Set task
Write every line out verbatim and omit the pictures.

+-------+

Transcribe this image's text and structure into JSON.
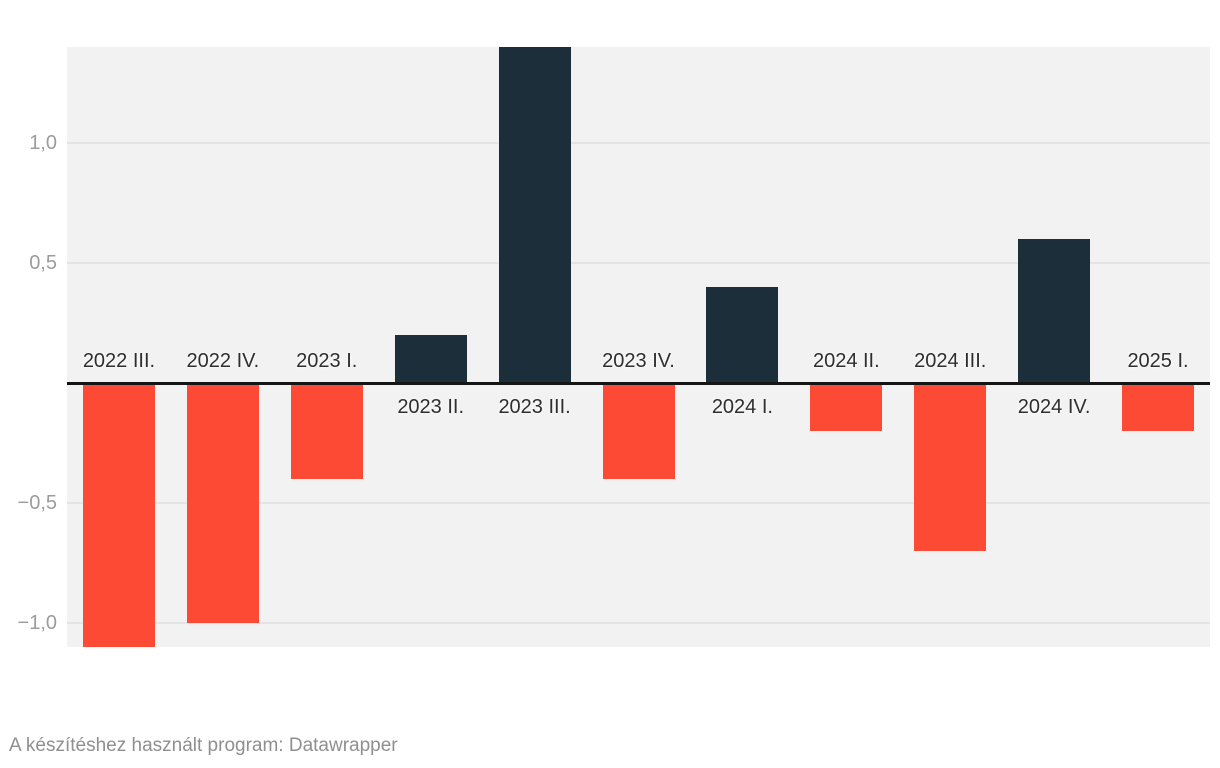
{
  "chart_data": {
    "type": "bar",
    "title": "",
    "xlabel": "",
    "ylabel": "",
    "categories": [
      "2022 III.",
      "2022 IV.",
      "2023 I.",
      "2023 II.",
      "2023 III.",
      "2023 IV.",
      "2024 I.",
      "2024 II.",
      "2024 III.",
      "2024 IV.",
      "2025 I."
    ],
    "values": [
      -1.1,
      -1.0,
      -0.4,
      0.2,
      1.4,
      -0.4,
      0.4,
      -0.2,
      -0.7,
      0.6,
      -0.2
    ],
    "ylim": [
      -1.1,
      1.4
    ],
    "y_ticks": [
      {
        "value": 1.0,
        "label": "1,0"
      },
      {
        "value": 0.5,
        "label": "0,5"
      },
      {
        "value": -0.5,
        "label": "−0,5"
      },
      {
        "value": -1.0,
        "label": "−1,0"
      }
    ],
    "grid": true,
    "zero_line": true,
    "legend_position": "none",
    "label_placement": "negative bars labeled above zero line, positive bars labeled below zero line",
    "colors": {
      "positive": "#1c2e39",
      "negative": "#fd4a35"
    }
  },
  "footer": {
    "credit": "A készítéshez használt program: Datawrapper"
  },
  "theme": {
    "page_bg": "#ffffff",
    "plot_bg": "#f2f2f2",
    "grid_color": "#e4e4e4",
    "zero_line_color": "#151515",
    "x_label_color": "#2e2e2e",
    "y_tick_color": "#9c9c9c",
    "footer_color": "#8f8f8f"
  }
}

+-------+

Task answer
Transcribe this image's text and structure into JSON.
{
  "chart_data": {
    "type": "bar",
    "title": "",
    "xlabel": "",
    "ylabel": "",
    "categories": [
      "2022 III.",
      "2022 IV.",
      "2023 I.",
      "2023 II.",
      "2023 III.",
      "2023 IV.",
      "2024 I.",
      "2024 II.",
      "2024 III.",
      "2024 IV.",
      "2025 I."
    ],
    "values": [
      -1.1,
      -1.0,
      -0.4,
      0.2,
      1.4,
      -0.4,
      0.4,
      -0.2,
      -0.7,
      0.6,
      -0.2
    ],
    "ylim": [
      -1.1,
      1.4
    ],
    "y_ticks": [
      {
        "value": 1.0,
        "label": "1,0"
      },
      {
        "value": 0.5,
        "label": "0,5"
      },
      {
        "value": -0.5,
        "label": "−0,5"
      },
      {
        "value": -1.0,
        "label": "−1,0"
      }
    ],
    "grid": true,
    "zero_line": true,
    "legend_position": "none",
    "label_placement": "negative bars labeled above zero line, positive bars labeled below zero line",
    "colors": {
      "positive": "#1c2e39",
      "negative": "#fd4a35"
    }
  },
  "footer": {
    "credit": "A készítéshez használt program: Datawrapper"
  },
  "theme": {
    "page_bg": "#ffffff",
    "plot_bg": "#f2f2f2",
    "grid_color": "#e4e4e4",
    "zero_line_color": "#151515",
    "x_label_color": "#2e2e2e",
    "y_tick_color": "#9c9c9c",
    "footer_color": "#8f8f8f"
  }
}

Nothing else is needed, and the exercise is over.